- Given exercise
Please arrange the rows from the first one through the line holding "topic-text: সুদকষা (Calculation", inclusive, as a JSON list of strings with one string per line, leaving out blank lines.

- - -

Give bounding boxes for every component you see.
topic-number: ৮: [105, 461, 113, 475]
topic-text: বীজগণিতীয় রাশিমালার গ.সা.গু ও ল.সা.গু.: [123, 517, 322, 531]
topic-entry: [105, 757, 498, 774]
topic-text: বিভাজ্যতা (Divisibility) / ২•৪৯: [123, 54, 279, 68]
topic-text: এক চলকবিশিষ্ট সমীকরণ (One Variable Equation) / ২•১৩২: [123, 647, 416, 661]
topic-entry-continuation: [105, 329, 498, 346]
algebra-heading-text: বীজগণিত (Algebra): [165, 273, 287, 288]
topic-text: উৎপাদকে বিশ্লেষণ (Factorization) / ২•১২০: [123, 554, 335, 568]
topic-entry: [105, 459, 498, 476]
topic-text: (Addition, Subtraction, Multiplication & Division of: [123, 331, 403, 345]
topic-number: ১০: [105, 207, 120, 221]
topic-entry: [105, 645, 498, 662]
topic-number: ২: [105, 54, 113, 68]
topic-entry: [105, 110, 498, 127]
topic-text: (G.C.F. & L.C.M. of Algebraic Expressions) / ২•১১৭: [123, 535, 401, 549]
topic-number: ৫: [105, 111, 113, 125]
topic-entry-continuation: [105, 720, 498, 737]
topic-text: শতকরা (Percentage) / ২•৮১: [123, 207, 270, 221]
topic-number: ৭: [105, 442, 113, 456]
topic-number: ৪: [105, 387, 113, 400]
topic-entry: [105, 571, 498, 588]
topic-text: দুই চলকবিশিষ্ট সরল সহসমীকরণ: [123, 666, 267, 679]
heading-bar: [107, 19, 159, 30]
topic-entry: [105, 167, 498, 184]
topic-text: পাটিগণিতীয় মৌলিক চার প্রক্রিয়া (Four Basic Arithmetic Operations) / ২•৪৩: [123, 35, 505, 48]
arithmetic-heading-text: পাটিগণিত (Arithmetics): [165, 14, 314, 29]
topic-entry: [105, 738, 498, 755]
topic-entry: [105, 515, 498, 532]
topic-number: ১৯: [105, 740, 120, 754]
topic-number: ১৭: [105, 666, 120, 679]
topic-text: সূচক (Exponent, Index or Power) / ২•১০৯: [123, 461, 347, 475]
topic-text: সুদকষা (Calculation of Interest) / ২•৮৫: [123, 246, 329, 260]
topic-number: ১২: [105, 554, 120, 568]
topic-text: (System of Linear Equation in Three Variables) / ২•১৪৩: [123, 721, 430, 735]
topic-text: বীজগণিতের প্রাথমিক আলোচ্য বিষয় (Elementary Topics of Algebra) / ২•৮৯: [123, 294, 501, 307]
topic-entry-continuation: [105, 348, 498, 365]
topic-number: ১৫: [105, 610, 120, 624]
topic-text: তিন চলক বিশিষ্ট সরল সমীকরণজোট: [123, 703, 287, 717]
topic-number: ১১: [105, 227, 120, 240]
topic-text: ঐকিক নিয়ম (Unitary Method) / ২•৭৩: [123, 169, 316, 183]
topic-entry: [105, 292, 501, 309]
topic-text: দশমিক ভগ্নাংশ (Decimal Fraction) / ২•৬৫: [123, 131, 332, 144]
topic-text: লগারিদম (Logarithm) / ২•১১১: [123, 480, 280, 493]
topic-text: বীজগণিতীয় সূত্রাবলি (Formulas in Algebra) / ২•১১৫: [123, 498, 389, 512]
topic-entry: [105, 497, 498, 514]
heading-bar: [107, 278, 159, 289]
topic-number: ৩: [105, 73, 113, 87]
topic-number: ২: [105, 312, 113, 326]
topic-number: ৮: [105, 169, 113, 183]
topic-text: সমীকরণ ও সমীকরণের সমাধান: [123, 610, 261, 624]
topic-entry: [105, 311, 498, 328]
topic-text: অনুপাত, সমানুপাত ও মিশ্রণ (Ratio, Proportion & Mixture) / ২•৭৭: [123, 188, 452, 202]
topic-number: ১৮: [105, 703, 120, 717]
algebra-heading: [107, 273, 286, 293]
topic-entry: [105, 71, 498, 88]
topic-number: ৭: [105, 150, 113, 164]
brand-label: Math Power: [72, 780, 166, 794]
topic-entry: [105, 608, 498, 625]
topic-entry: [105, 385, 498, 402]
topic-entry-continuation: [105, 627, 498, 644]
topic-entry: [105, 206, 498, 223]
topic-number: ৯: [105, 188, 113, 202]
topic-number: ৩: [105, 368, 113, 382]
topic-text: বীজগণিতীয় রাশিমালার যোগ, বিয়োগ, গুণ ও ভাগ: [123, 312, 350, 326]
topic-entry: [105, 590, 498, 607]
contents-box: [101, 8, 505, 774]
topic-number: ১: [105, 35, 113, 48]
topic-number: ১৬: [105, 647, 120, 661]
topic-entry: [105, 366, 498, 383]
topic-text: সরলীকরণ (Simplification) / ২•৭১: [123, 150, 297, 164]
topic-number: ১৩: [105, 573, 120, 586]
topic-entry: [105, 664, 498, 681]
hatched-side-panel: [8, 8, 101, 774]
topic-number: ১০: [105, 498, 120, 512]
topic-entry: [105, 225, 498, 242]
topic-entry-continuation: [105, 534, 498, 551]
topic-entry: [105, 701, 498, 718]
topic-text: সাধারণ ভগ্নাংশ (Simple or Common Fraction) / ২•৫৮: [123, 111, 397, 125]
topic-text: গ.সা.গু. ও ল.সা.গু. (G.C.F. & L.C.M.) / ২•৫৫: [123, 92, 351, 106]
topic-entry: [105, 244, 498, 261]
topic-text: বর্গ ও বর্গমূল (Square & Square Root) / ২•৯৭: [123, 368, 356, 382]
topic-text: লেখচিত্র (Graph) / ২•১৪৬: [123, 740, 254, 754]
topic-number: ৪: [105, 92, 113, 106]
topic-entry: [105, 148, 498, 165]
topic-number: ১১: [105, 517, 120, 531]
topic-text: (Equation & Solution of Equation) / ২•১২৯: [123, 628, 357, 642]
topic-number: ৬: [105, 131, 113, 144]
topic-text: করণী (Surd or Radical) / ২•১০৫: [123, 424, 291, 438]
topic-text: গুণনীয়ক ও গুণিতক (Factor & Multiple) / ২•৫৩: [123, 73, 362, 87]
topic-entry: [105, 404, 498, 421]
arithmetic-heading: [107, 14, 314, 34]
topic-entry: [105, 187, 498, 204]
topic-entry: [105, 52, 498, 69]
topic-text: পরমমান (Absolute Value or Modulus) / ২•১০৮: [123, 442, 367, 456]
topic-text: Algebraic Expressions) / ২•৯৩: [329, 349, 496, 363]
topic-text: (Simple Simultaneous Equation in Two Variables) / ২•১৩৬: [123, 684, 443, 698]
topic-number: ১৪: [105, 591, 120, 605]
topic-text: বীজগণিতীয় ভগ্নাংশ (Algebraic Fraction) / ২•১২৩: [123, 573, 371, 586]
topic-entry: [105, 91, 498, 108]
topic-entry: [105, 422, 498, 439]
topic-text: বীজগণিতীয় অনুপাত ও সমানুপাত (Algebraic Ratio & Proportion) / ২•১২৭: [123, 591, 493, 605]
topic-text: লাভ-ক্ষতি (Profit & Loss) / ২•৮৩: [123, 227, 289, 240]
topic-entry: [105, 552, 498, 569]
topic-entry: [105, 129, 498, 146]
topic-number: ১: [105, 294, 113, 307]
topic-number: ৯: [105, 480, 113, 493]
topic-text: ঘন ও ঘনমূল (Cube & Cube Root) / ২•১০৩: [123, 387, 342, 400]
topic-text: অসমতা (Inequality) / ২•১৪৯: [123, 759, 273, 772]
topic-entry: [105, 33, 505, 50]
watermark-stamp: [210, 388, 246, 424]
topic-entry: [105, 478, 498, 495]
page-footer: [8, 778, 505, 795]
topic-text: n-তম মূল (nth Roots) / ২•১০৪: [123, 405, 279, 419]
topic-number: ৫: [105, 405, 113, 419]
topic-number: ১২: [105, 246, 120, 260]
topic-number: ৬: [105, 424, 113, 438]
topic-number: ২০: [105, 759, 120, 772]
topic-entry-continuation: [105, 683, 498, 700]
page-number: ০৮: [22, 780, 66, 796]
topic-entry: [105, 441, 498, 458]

- - -

- Exercise result
[
  "Give bounding boxes for every component you see.",
  "topic-number: ৮: [105, 461, 113, 475]",
  "topic-text: বীজগণিতীয় রাশিমালার গ.সা.গু ও ল.সা.গু.: [123, 517, 322, 531]",
  "topic-entry: [105, 757, 498, 774]",
  "topic-text: বিভাজ্যতা (Divisibility) / ২•৪৯: [123, 54, 279, 68]",
  "topic-text: এক চলকবিশিষ্ট সমীকরণ (One Variable Equation) / ২•১৩২: [123, 647, 416, 661]",
  "topic-entry-continuation: [105, 329, 498, 346]",
  "algebra-heading-text: বীজগণিত (Algebra): [165, 273, 287, 288]",
  "topic-text: উৎপাদকে বিশ্লেষণ (Factorization) / ২•১২০: [123, 554, 335, 568]",
  "topic-entry: [105, 459, 498, 476]",
  "topic-text: (Addition, Subtraction, Multiplication & Division of: [123, 331, 403, 345]",
  "topic-number: ১০: [105, 207, 120, 221]",
  "topic-entry: [105, 645, 498, 662]",
  "topic-number: ২: [105, 54, 113, 68]",
  "topic-entry: [105, 110, 498, 127]",
  "topic-text: (G.C.F. & L.C.M. of Algebraic Expressions) / ২•১১৭: [123, 535, 401, 549]",
  "topic-number: ৫: [105, 111, 113, 125]",
  "topic-entry-continuation: [105, 720, 498, 737]",
  "topic-text: শতকরা (Percentage) / ২•৮১: [123, 207, 270, 221]",
  "topic-number: ৭: [105, 442, 113, 456]",
  "topic-number: ৪: [105, 387, 113, 400]",
  "topic-entry: [105, 571, 498, 588]",
  "topic-text: দুই চলকবিশিষ্ট সরল সহসমীকরণ: [123, 666, 267, 679]",
  "heading-bar: [107, 19, 159, 30]",
  "topic-entry: [105, 167, 498, 184]",
  "topic-text: পাটিগণিতীয় মৌলিক চার প্রক্রিয়া (Four Basic Arithmetic Operations) / ২•৪৩: [123, 35, 505, 48]",
  "arithmetic-heading-text: পাটিগণিত (Arithmetics): [165, 14, 314, 29]",
  "topic-entry: [105, 738, 498, 755]",
  "topic-entry: [105, 515, 498, 532]",
  "topic-number: ১৯: [105, 740, 120, 754]",
  "topic-number: ১৭: [105, 666, 120, 679]",
  "topic-text: সূচক (Exponent, Index or Power) / ২•১০৯: [123, 461, 347, 475]",
  "topic-text: সুদকষা (Calculation of Interest) / ২•৮৫: [123, 246, 329, 260]"
]